#### STATED PROBLEM:
Gather each line containing the string "this" from these entries.

/---

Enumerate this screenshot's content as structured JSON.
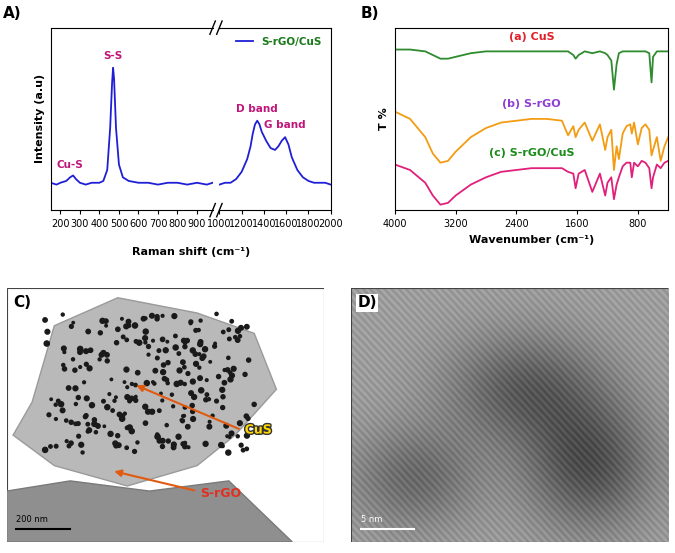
{
  "chart_data": [
    {
      "type": "line",
      "panel": "A)",
      "y_label": "Intensity (a.u)",
      "x_label": "Raman shift (cm⁻¹)",
      "xlim": [
        150,
        980
      ],
      "xticks": [
        200,
        300,
        400,
        500,
        600,
        700,
        800,
        900
      ],
      "ylim": [
        0,
        100
      ],
      "tick_labels": "x",
      "x": [
        150,
        180,
        200,
        230,
        250,
        265,
        280,
        300,
        330,
        360,
        400,
        420,
        440,
        455,
        465,
        470,
        475,
        485,
        500,
        520,
        550,
        600,
        650,
        700,
        750,
        800,
        850,
        900,
        950,
        980
      ],
      "series": [
        {
          "color": "#1f1fd6",
          "values": [
            15,
            14,
            15,
            16,
            18,
            19,
            17,
            15,
            14,
            15,
            15,
            16,
            22,
            45,
            70,
            78,
            72,
            45,
            25,
            18,
            16,
            15,
            15,
            14,
            15,
            15,
            14,
            15,
            14,
            15
          ]
        }
      ],
      "annotations": [
        {
          "text": "Cu-S",
          "x": 250
        },
        {
          "text": "S-S",
          "x": 470
        }
      ]
    },
    {
      "type": "line",
      "xlim": [
        1000,
        2000
      ],
      "xticks": [
        1000,
        1200,
        1400,
        1600,
        1800,
        2000
      ],
      "ylim": [
        0,
        100
      ],
      "tick_labels": "x",
      "legend": "upper right",
      "x": [
        1000,
        1050,
        1100,
        1150,
        1200,
        1250,
        1280,
        1300,
        1320,
        1340,
        1360,
        1380,
        1420,
        1460,
        1500,
        1530,
        1560,
        1590,
        1620,
        1650,
        1700,
        1750,
        1800,
        1850,
        1900,
        1950,
        2000
      ],
      "series": [
        {
          "name": "S-rGO/CuS",
          "color": "#1f1fd6",
          "values": [
            14,
            15,
            15,
            17,
            21,
            28,
            35,
            42,
            47,
            49,
            47,
            43,
            38,
            34,
            33,
            35,
            38,
            40,
            36,
            29,
            22,
            18,
            16,
            15,
            15,
            15,
            14
          ]
        }
      ],
      "annotations": [
        {
          "text": "D band",
          "x": 1340
        },
        {
          "text": "G band",
          "x": 1590
        }
      ]
    },
    {
      "type": "line",
      "panel": "B)",
      "y_label": "T %",
      "x_label": "Wavenumber (cm⁻¹)",
      "xlim": [
        4000,
        400
      ],
      "xticks": [
        4000,
        3200,
        2400,
        1600,
        800
      ],
      "ylim": [
        0,
        100
      ],
      "tick_labels": "x",
      "x": [
        4000,
        3800,
        3600,
        3500,
        3400,
        3300,
        3200,
        3000,
        2800,
        2600,
        2400,
        2200,
        2000,
        1800,
        1720,
        1650,
        1620,
        1580,
        1500,
        1400,
        1300,
        1230,
        1200,
        1150,
        1115,
        1080,
        1050,
        1000,
        950,
        900,
        880,
        850,
        800,
        750,
        700,
        650,
        620,
        600,
        550,
        500,
        450,
        400
      ],
      "series": [
        {
          "name": "(a) CuS",
          "color": "#2e8b2e",
          "values": [
            88,
            88,
            87,
            85,
            83,
            83,
            84,
            86,
            87,
            87,
            87,
            87,
            87,
            87,
            87,
            85,
            83,
            85,
            87,
            86,
            87,
            86,
            85,
            82,
            66,
            80,
            86,
            87,
            87,
            87,
            87,
            87,
            87,
            87,
            87,
            86,
            70,
            84,
            87,
            87,
            87,
            87
          ]
        },
        {
          "name": "(b) S-rGO",
          "color": "#f39c12",
          "values": [
            54,
            50,
            40,
            31,
            26,
            27,
            32,
            40,
            45,
            48,
            49,
            50,
            50,
            49,
            41,
            46,
            40,
            44,
            48,
            38,
            47,
            33,
            40,
            44,
            22,
            35,
            28,
            42,
            46,
            47,
            42,
            48,
            36,
            45,
            47,
            44,
            30,
            33,
            40,
            27,
            35,
            40
          ]
        },
        {
          "name": "(c) S-rGO/CuS",
          "color": "#e0207a",
          "values": [
            25,
            22,
            15,
            8,
            3,
            4,
            8,
            14,
            18,
            21,
            22,
            23,
            23,
            23,
            21,
            20,
            12,
            20,
            22,
            10,
            20,
            8,
            15,
            18,
            6,
            14,
            18,
            24,
            26,
            26,
            18,
            26,
            24,
            27,
            26,
            23,
            12,
            18,
            25,
            23,
            26,
            27
          ]
        }
      ]
    }
  ],
  "images": [
    {
      "panel": "C)",
      "labels": [
        "CuS",
        "S-rGO"
      ],
      "scale_bar": "200 nm"
    },
    {
      "panel": "D)",
      "scale_bar": "5 nm"
    }
  ]
}
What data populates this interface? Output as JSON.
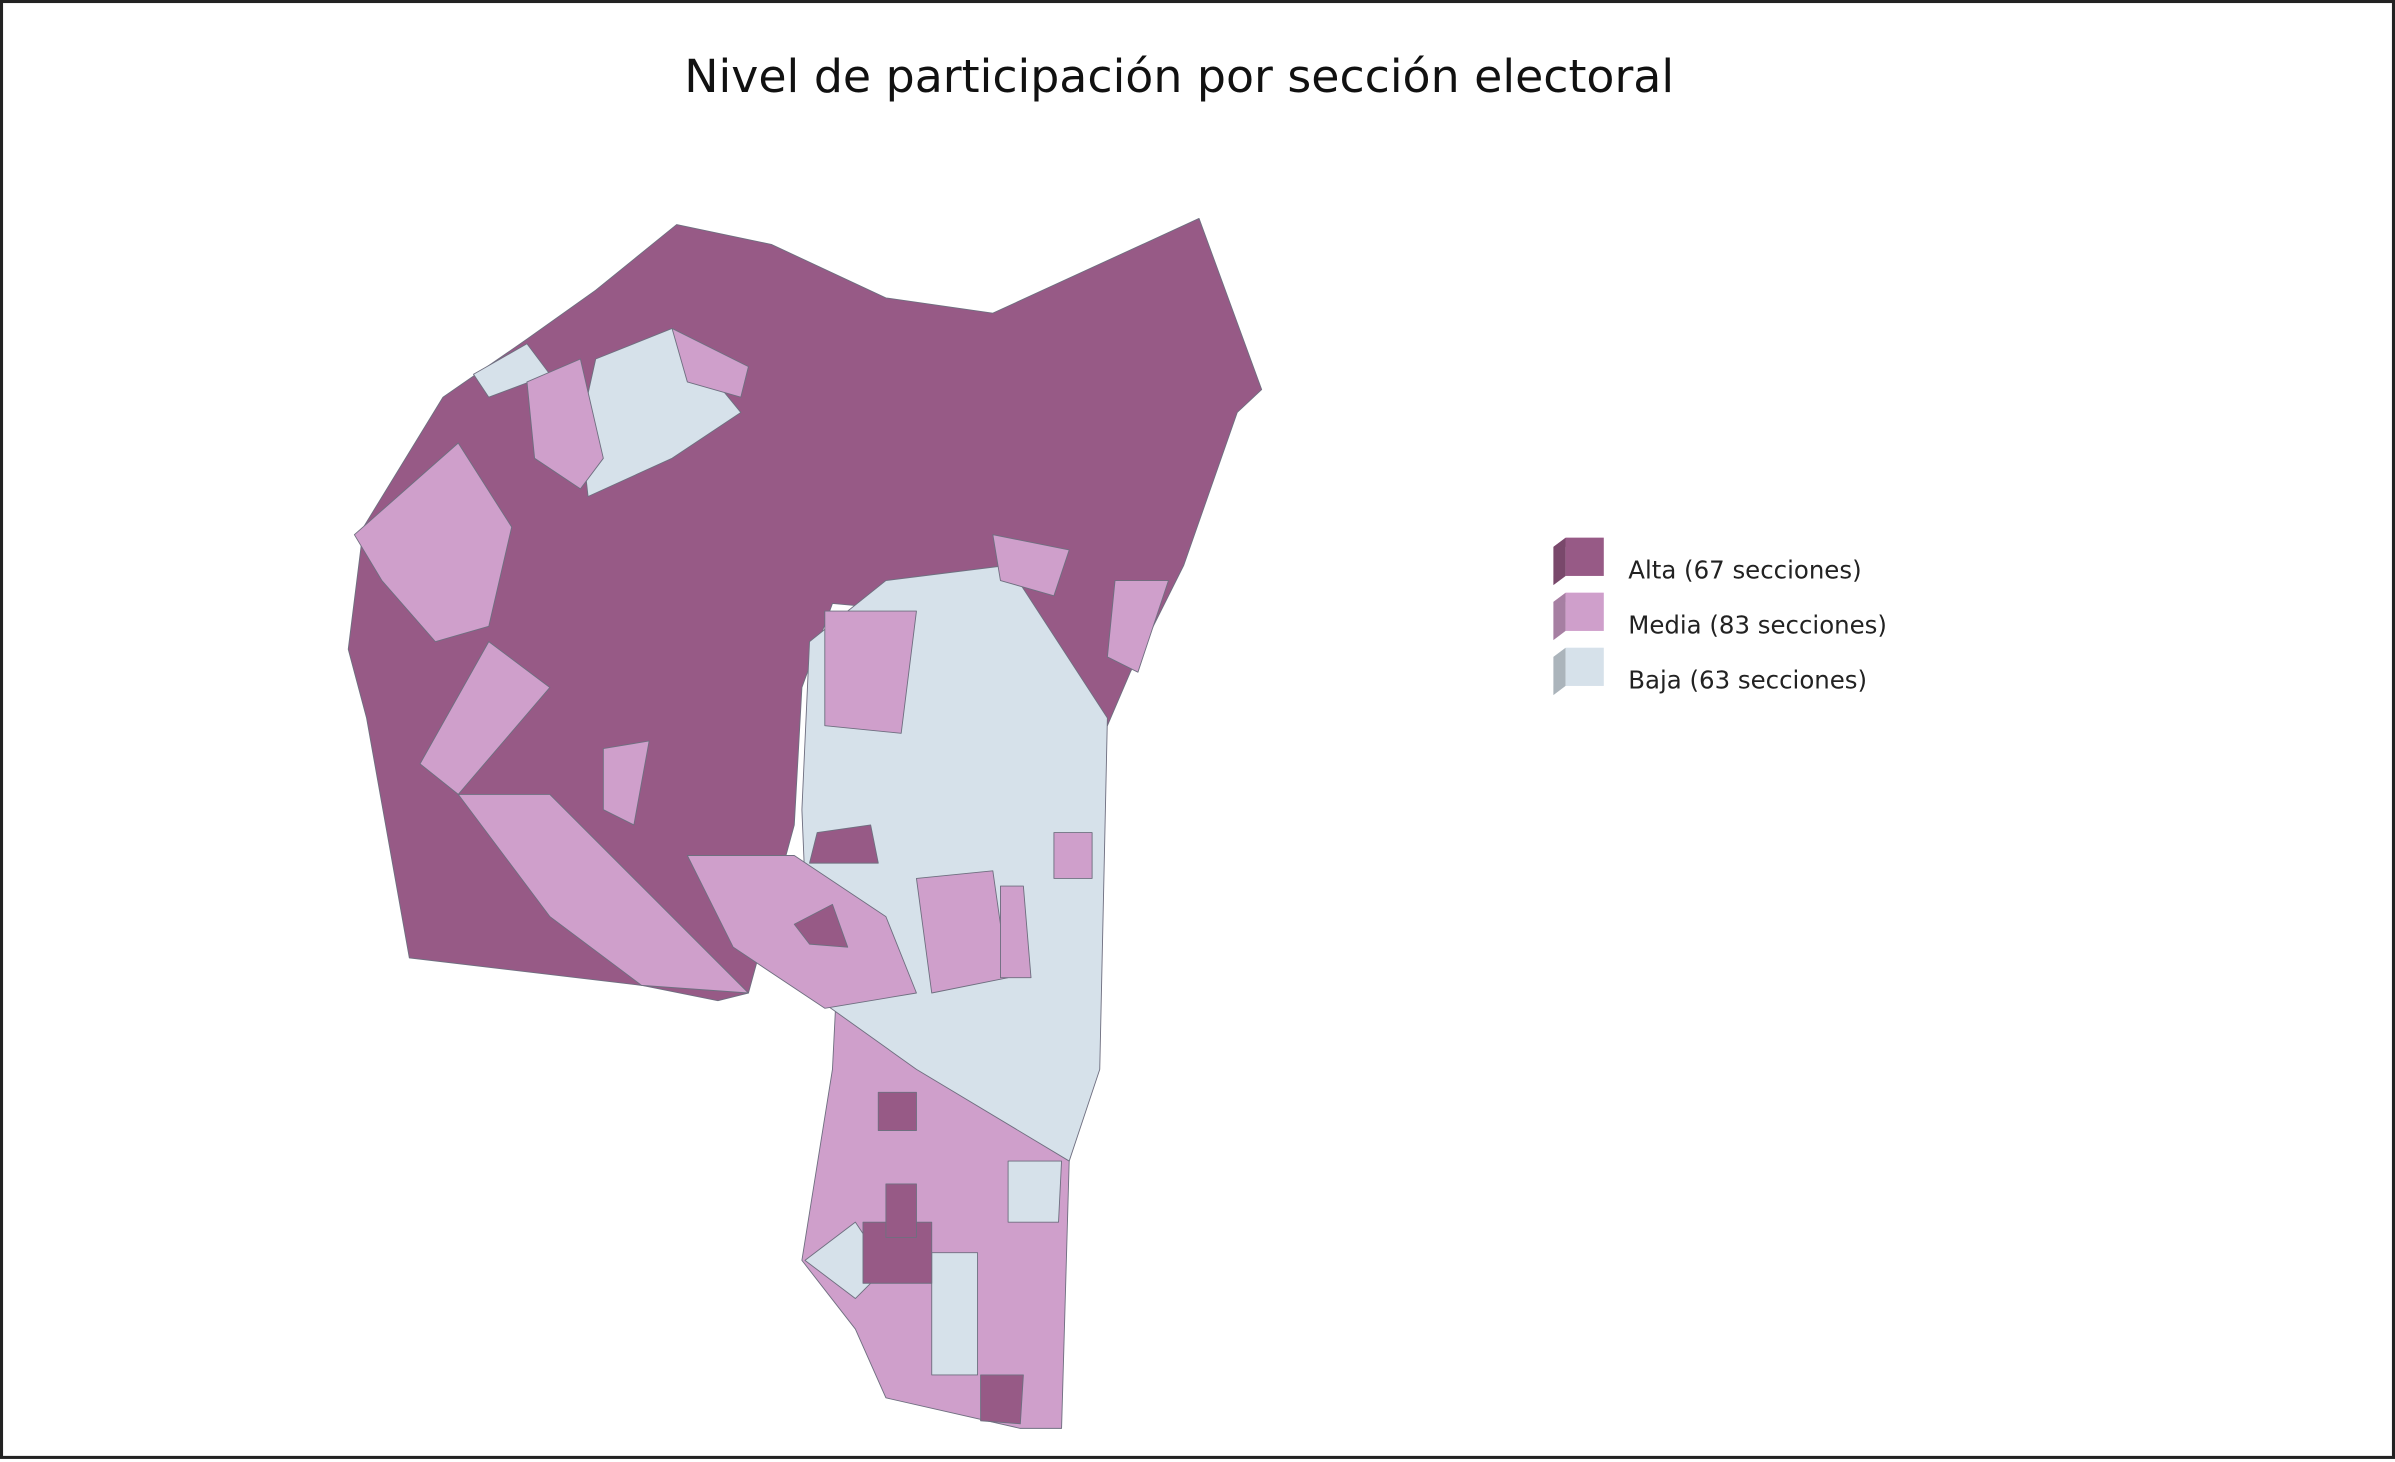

\---

#### TASK RESULT:
Enumerate this screenshot's content as structured JSON.
What data populates this interface? Output as JSON.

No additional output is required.